## BEGIN TEXT PASSAGE

Tasmania has risen higher and higher on my travel bucket list over the past year and so I didn’t hesitate when the opportunity to visit came up!
It was a holiday to celebrate – my birthday, my partners birthday (just days apart) and our 5 year anniversary the month before. With so much to be thankful for, we felt it was only fitting we treated ourselves to a short vacation, giving us some much needed time away together where we were able to enjoy a slower pace.
Only having five days to spare away from work, it was going to be a tightly packed trip, which included just an overnight stay in the city of Hobart. Having been there now myself, I would absolutely plan a longer stay in the city next time I visit! Not only is there more to see in the sleepy capital, but it’s such a great base from which to explore more of the states south.
Our accommodation for the night was a gorgeous boutique hotel in Battery Point, the Grand Vue Hotel. I will say right away that the photos online didn’t do this place any justice, as it was so unbelievably charming in person. From the large, brass handled front door, the kind elderly man who checked us in to the complimentary small sugar dusted muffins we came back to after dinner. Falling asleep that night, we left the curtains open, and drifted off as we gazed out at the twinkling lights on the far shore.
Waking up the next morning, in our brightly painted room, we stayed under the blankets watching sun slowly rise up over the water views down below, as boats bobbed about with the tide and the trees rustled their crisp, golden leaves.
Our little suite was so beautifully appointed, we were sad to only have one night there. With a large comfortable bed, small seating area by large bay windows, a pristinely clean and tidy kitchenette (with tea and coffee) and a gorgeous marble bathroom. On top of this, the service was wonderful – not only did we feel as though we were being invited into somebody’s home, but they went above and beyond – after we left I realised I’d left my travel envelope full of our bookings and itinerary in the bedside table (whoops!). They searched the room and even their bins in order to find it, then offered to keep it aside for us or shred the papers (I personally appreciated this, as I’ve never felt comfortable simply throwing papers with personal information in the bin, preferring to shred it up into pieces first!).
Playing tourist, with cameras slung over our shoulders and layers to combat the icy winds, we set about to explore a little of the nearby area in the short amount of time we had. It was merely a hop, skip and a jump down into town from where we were staying, past the historic homes in Battery Point, coming out through a laneway onto Salamanca Place. This precinct consists of rows of sandstone buildings housing retail, cafes, galleries, craft stores and bars. Across the car park there is a long grassy strip lined with trees, the ground littered with golden leaves. On Saturday’s, there’s a weekly market which is popular with both tourists and locals alike! They’re actually ranked as one of the most visited attractions each year, so if you find yourself in town on a weekend they’re certainly worth checking out (we visited mid-week so missed out this time around).
Brooke Street Pier
Just across from Salamanca is the port and access to Brooke Street Pier. A floating pontoon building, it was in fact constructed a distance away from it’s current home, before being brought down and docked at Franklin Wharf, near the base of Brooke Street. Primarily a ferry terminal, this building also houses a public space and market area for tourism operators and produce suppliers as well as a few permanent tenancies – it’s largest being a restaurant and bar, The Glass House (keep an eye out for it’s appearance in a feature post that’s coming).

## END TEXT PASSAGE
## BEGIN ITEMS

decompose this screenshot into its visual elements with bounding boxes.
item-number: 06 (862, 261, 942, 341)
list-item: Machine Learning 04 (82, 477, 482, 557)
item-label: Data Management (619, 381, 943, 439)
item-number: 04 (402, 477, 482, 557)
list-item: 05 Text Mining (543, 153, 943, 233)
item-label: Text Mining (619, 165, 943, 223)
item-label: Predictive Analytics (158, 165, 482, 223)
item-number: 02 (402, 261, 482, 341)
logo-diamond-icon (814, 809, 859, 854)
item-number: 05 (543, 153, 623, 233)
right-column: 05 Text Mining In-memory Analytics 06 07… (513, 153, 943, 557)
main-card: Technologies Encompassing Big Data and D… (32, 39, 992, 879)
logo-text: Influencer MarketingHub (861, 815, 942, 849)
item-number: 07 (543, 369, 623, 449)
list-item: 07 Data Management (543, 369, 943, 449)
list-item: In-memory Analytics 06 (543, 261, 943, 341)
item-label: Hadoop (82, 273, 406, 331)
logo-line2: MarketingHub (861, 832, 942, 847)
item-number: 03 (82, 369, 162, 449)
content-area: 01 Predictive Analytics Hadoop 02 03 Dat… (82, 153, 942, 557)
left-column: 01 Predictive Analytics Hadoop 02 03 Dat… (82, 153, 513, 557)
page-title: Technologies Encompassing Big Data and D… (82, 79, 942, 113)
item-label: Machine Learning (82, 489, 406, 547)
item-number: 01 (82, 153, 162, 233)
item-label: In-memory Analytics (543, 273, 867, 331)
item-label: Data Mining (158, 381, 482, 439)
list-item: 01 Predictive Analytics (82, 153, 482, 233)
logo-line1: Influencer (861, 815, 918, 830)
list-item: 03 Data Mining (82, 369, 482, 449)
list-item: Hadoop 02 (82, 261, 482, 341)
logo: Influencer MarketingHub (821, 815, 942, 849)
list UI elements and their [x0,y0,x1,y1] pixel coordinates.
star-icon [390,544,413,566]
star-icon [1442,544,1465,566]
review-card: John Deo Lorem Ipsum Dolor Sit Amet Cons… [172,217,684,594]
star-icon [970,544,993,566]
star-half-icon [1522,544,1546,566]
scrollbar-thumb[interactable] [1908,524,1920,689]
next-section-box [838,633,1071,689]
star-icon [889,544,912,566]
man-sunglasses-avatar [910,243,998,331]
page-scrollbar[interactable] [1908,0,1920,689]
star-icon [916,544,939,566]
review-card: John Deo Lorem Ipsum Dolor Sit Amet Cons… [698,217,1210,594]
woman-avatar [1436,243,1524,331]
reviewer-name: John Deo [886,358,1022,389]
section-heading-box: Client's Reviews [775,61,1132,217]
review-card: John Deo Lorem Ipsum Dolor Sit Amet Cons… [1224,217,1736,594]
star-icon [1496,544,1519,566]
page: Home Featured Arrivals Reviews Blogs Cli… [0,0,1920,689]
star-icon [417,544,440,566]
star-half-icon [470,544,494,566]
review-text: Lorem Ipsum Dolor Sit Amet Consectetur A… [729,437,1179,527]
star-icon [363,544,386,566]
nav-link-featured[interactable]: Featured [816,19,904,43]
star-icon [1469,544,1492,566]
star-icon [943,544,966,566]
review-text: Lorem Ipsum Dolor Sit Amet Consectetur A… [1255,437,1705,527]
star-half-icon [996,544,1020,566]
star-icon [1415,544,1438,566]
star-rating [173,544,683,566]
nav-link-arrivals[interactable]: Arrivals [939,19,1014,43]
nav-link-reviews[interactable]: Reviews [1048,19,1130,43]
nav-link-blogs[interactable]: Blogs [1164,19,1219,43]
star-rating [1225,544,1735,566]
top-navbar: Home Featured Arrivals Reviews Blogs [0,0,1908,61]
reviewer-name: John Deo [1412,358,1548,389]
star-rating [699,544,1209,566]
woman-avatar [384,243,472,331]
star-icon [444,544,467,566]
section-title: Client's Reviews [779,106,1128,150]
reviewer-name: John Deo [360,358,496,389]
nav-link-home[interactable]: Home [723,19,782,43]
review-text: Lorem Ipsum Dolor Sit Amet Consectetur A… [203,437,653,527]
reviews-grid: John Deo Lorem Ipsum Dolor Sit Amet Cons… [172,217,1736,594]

## END ITEMS

REQUIRED ACTIONS ->
1/ In the Hobart travel post, where was Brooke Street Pier docked after it was brought down?
2/ Carry the Hobart travel post forward, starting after its final sentence.
The listing comes from a separate source, unrelated to the Hobart travel post.

ANSWERS GIVEN ->
1/ At Franklin Wharf, near the base of Brooke Street.

2/
A beautiful public space, lined with oak trees and featuring a large fountain in the centre, it’s here you can take a load off and enjoy a good book in a deck chair in the sunshine, play a game of novelty sized chess or catch rainbows in the fountain’s spray. This small green space was built on the site of the former government house of Tasmania and is listed on the Tasmanian Heritage Register.
Another part of town that’s worth a visit is North Hobart. A slightly grungier suburb that oozes art, food and a buzzing atmosphere. The streets host a suite of intriguing public art in the form of sculptures, installations and pavement pieces, while wine bars, cafes and bakeries fill the store fronts serving up culinary delights with flavours from all over the world. There isn’t a very big nightlife in Hobart, with nightclubs practically non-existent – instead, there are funky bistros, whiskey dens and cocktail bars, creating the perfect spaces to make friends with the locals over a drink or three.
A few things we just weren’t able to fit in but have on our list for next time include: Mount Wellington – You can drive or take a tour to the summit and enjoy spectacular views over the city and harbour. MONA (the Museum of Old and New Art) – is Australia’s largest private museum that also offers visitors a vineyard setting! Heck, they even brew their own beer! Only a short drive or ferry ride from Hobart’s centre, MONA is a unique and intriguing space and one that I can’t wait to check out myself.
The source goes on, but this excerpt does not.